Start

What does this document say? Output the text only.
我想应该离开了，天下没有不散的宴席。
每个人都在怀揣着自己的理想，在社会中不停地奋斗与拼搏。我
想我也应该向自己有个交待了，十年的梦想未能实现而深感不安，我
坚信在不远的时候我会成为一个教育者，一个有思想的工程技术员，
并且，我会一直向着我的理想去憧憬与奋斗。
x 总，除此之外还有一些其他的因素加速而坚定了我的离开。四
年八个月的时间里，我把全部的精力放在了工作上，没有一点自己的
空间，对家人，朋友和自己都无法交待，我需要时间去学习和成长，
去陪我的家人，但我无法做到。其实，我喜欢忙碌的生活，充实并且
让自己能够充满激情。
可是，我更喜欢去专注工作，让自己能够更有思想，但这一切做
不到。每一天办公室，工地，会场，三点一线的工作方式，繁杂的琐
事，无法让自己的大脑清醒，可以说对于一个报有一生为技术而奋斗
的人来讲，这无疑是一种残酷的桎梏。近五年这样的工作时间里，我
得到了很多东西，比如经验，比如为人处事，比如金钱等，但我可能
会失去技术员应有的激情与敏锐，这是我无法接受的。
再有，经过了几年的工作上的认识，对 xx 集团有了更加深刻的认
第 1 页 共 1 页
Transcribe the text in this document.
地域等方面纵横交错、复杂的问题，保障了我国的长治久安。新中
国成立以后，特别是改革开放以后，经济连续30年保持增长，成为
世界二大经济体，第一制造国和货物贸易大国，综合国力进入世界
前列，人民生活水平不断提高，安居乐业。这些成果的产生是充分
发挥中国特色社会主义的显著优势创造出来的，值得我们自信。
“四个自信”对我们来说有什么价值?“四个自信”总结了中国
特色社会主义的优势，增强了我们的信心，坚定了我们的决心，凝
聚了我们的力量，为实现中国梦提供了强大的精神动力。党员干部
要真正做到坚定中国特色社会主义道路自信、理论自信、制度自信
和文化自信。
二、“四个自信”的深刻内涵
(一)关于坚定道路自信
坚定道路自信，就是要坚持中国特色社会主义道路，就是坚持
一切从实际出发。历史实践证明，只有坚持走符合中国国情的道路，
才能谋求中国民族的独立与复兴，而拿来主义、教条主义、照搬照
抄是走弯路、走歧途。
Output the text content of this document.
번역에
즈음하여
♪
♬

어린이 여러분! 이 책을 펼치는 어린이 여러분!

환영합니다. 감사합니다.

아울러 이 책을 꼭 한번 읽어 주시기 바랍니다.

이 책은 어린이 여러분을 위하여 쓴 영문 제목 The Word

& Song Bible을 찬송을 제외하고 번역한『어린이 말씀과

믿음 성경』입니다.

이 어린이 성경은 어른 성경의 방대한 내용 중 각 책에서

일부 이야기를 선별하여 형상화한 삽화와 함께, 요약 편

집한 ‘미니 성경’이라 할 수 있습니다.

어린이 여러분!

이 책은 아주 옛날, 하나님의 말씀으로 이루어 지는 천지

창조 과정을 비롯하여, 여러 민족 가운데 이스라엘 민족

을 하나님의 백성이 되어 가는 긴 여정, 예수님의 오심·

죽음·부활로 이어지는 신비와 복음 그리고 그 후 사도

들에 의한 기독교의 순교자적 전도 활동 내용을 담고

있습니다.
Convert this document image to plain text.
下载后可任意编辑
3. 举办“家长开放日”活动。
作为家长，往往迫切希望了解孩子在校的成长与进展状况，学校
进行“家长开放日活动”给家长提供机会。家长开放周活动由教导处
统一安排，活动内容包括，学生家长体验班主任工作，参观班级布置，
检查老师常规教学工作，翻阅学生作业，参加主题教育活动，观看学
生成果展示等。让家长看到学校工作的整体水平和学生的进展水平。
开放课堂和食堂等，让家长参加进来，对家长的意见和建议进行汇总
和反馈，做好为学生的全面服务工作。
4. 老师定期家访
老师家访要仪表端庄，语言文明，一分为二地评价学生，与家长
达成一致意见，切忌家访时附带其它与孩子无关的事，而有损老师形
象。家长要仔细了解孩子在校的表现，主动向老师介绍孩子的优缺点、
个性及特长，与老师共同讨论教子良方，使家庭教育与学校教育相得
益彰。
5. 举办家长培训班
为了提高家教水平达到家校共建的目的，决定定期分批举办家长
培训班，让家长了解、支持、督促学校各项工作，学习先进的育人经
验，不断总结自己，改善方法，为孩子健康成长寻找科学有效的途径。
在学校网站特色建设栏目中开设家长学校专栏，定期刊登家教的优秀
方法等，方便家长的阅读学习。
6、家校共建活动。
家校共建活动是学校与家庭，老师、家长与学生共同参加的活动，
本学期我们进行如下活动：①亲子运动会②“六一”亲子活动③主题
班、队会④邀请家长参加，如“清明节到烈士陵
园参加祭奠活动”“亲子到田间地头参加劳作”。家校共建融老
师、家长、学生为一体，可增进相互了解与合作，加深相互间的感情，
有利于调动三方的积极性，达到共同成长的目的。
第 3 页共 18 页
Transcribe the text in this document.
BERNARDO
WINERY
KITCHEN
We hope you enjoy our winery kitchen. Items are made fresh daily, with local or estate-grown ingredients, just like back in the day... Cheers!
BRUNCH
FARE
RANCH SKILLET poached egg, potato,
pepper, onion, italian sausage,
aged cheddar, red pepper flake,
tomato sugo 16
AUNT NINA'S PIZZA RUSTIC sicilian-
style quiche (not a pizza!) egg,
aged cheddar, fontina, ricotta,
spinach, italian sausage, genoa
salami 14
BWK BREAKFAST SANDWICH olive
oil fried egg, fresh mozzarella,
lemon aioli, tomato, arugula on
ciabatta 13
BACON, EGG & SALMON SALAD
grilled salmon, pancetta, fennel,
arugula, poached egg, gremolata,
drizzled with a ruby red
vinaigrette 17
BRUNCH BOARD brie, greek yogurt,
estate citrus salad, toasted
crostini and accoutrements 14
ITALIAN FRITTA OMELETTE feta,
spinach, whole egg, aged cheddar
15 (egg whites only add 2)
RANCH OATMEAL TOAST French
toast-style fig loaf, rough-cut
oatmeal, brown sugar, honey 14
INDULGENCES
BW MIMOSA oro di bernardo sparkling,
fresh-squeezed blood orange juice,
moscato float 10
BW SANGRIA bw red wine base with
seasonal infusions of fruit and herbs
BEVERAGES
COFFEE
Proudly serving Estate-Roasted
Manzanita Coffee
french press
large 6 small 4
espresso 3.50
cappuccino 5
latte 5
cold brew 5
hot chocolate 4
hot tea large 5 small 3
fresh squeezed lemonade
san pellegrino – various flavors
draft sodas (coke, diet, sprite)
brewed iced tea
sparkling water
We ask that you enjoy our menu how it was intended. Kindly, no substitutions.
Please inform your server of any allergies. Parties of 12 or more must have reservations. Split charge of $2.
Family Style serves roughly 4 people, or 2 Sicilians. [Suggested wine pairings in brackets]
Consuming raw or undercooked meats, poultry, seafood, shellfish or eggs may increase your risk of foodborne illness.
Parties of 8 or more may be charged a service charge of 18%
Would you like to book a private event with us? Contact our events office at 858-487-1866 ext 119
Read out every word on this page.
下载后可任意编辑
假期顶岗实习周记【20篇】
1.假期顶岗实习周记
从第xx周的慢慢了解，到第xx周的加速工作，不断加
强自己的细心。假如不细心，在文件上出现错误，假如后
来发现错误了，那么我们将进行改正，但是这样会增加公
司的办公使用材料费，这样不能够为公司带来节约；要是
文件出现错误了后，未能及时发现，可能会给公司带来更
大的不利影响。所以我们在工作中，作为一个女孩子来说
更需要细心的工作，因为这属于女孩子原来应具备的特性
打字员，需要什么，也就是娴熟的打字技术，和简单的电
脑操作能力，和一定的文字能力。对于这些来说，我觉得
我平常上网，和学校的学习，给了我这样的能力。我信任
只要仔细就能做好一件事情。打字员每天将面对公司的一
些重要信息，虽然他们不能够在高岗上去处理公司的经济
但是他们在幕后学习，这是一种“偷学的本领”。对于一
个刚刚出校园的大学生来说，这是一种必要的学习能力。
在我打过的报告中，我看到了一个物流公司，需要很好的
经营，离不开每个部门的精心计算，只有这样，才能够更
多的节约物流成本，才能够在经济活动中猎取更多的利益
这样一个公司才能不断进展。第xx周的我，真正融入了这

End

**TASK PROMPT**
Say how many lines in the records hold "text", with the number as the whole reply.

**OUTPUT OF THE TASK**
5